• [Directive] Your task is to return the span of lines beginning at the one with "Read out every word on this page." and ending at the last line of the data, exactly as it stands.

• [Data supplied]

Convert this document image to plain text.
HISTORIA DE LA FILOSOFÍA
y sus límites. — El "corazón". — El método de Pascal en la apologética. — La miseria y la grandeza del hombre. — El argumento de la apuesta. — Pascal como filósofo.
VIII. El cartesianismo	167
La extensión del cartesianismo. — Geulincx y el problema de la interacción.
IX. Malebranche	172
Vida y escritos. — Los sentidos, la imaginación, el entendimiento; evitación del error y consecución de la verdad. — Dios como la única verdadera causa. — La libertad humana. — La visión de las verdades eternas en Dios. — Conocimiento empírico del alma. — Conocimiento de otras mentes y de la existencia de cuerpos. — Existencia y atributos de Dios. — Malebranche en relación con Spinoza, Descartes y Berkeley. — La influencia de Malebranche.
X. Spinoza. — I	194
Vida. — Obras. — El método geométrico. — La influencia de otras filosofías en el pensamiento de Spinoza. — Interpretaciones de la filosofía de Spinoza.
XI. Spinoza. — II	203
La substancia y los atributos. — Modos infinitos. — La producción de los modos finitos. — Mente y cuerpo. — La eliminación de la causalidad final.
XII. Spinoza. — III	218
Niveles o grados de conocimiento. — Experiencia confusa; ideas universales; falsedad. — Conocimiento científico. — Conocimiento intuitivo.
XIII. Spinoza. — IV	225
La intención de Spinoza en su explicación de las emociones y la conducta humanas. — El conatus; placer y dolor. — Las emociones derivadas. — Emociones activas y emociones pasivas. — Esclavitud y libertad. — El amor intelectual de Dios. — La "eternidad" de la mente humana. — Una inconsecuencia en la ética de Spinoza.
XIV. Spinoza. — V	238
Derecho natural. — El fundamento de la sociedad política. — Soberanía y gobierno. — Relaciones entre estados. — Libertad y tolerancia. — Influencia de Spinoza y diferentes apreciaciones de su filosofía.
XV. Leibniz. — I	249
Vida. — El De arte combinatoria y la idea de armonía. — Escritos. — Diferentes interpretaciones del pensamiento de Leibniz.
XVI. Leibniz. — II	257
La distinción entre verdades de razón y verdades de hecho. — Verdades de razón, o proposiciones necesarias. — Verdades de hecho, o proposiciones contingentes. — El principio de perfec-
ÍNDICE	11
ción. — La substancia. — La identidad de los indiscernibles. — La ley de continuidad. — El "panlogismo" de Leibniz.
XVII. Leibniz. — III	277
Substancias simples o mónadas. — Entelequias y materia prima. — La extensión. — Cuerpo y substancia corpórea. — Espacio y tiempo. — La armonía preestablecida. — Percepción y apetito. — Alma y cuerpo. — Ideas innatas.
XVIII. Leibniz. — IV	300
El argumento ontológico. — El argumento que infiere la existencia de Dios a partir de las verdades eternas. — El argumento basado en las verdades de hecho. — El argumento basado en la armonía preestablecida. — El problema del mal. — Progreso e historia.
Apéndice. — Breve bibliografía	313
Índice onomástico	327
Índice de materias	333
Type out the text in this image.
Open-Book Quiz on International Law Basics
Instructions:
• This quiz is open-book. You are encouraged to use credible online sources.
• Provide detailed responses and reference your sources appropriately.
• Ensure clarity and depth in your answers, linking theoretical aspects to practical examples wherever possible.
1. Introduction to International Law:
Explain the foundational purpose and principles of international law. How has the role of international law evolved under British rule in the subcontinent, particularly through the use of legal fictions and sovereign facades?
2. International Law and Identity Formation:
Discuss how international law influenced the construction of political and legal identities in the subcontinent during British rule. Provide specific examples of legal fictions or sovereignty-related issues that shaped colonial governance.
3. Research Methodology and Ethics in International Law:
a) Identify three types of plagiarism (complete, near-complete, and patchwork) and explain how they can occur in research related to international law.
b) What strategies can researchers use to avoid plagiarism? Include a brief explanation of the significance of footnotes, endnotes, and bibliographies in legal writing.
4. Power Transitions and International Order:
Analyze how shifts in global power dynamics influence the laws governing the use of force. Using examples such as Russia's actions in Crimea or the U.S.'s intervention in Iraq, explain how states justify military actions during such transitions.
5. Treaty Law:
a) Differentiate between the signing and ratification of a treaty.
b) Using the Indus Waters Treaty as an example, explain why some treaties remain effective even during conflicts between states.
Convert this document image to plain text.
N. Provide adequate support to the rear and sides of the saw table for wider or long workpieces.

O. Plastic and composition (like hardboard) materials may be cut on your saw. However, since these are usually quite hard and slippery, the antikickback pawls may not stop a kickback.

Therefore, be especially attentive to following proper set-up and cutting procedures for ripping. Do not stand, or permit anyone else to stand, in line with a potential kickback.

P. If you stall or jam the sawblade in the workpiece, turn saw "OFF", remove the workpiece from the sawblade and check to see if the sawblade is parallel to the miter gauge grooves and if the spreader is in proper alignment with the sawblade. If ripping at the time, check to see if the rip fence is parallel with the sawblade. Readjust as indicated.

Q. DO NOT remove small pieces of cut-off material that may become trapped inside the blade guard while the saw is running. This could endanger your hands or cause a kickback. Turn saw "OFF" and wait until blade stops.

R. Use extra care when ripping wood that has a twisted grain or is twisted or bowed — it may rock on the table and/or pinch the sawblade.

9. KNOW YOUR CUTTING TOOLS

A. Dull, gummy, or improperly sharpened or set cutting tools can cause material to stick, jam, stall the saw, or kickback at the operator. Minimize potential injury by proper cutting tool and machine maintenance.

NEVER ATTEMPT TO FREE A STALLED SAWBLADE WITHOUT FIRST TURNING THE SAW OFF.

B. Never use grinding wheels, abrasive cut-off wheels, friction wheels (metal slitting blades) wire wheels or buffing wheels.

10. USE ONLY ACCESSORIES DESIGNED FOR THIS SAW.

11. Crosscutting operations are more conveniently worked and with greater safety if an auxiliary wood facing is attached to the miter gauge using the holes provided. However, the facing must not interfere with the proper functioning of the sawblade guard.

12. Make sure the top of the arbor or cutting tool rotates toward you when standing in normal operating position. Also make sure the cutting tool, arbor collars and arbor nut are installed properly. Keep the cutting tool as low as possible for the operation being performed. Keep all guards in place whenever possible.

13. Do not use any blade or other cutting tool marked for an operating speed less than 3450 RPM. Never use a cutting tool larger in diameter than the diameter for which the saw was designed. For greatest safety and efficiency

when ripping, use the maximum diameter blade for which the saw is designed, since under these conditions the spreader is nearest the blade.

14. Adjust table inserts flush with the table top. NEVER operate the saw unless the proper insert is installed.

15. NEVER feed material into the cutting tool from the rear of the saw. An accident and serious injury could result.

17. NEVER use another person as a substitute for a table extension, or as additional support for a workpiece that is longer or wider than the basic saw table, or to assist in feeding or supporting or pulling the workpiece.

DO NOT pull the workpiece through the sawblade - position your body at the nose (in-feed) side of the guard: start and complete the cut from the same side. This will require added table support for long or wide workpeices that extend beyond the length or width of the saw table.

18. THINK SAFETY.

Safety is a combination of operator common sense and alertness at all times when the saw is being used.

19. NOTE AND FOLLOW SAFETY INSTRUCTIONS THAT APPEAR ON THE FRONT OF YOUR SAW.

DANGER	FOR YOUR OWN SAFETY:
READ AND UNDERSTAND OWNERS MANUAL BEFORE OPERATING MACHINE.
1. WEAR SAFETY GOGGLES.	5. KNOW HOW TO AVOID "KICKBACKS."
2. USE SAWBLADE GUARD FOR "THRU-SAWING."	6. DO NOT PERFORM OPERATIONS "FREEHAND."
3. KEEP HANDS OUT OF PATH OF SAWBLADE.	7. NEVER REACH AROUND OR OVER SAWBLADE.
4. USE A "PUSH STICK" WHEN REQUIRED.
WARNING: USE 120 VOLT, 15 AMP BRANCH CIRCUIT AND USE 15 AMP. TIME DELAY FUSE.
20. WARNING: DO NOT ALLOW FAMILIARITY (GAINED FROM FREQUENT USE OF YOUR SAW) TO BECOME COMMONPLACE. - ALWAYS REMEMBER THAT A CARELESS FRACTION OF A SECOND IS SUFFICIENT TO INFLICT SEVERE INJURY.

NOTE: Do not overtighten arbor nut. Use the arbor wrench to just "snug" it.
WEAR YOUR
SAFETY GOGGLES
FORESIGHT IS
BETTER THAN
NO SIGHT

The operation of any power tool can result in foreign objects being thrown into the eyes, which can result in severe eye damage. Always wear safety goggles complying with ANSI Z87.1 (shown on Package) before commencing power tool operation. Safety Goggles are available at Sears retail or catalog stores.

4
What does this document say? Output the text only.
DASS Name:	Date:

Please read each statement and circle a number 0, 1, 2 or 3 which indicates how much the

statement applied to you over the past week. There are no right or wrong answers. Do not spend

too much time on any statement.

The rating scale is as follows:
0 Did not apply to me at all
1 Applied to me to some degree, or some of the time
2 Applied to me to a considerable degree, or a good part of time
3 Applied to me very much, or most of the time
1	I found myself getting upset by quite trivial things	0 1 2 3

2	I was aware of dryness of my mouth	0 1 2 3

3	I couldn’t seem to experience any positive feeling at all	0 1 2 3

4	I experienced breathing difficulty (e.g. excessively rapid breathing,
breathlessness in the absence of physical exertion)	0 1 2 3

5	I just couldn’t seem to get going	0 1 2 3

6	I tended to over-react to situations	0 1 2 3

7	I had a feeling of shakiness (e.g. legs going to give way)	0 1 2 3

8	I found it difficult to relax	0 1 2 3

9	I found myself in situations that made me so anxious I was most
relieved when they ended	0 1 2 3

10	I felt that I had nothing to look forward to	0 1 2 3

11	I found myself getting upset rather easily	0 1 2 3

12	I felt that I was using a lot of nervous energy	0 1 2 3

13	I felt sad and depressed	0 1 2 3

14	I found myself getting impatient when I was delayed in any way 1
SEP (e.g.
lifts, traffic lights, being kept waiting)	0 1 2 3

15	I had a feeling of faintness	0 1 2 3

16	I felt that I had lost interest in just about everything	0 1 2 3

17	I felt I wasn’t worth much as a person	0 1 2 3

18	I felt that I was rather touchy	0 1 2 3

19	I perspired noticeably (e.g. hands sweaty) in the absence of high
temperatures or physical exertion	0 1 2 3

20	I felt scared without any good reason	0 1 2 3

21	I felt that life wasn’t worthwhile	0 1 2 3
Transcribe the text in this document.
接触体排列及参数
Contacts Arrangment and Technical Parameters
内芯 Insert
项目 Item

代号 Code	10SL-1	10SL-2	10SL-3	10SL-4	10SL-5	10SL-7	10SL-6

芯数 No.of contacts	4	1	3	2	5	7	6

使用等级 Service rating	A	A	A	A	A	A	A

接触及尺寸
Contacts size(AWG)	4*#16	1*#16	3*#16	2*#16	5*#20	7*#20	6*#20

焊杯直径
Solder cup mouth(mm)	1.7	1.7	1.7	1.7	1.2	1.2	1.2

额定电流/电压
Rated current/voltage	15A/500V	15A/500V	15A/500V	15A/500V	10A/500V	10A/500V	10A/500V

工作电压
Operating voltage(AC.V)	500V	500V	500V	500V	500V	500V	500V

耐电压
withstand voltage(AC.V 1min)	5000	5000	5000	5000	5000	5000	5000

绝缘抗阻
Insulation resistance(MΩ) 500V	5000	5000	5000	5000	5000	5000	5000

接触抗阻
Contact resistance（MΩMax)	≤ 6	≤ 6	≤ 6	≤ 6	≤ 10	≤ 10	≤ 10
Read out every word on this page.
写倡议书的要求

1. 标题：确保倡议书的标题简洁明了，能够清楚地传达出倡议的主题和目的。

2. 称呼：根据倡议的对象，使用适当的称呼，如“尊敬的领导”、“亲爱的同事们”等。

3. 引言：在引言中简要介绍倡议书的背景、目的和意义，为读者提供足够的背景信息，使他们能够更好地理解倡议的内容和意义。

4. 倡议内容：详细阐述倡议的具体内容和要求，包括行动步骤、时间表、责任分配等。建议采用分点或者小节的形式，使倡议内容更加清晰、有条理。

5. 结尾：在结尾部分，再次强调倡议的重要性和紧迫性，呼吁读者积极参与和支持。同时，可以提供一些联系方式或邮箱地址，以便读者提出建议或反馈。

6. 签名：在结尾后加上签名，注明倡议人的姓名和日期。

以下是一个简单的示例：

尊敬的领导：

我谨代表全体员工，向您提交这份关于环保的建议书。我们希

• [Written response]
Read out every word on this page.
写倡议书的要求

1. 标题：确保倡议书的标题简洁明了，能够清楚地传达出倡议的主题和目的。

2. 称呼：根据倡议的对象，使用适当的称呼，如“尊敬的领导”、“亲爱的同事们”等。

3. 引言：在引言中简要介绍倡议书的背景、目的和意义，为读者提供足够的背景信息，使他们能够更好地理解倡议的内容和意义。

4. 倡议内容：详细阐述倡议的具体内容和要求，包括行动步骤、时间表、责任分配等。建议采用分点或者小节的形式，使倡议内容更加清晰、有条理。

5. 结尾：在结尾部分，再次强调倡议的重要性和紧迫性，呼吁读者积极参与和支持。同时，可以提供一些联系方式或邮箱地址，以便读者提出建议或反馈。

6. 签名：在结尾后加上签名，注明倡议人的姓名和日期。

以下是一个简单的示例：

尊敬的领导：

我谨代表全体员工，向您提交这份关于环保的建议书。我们希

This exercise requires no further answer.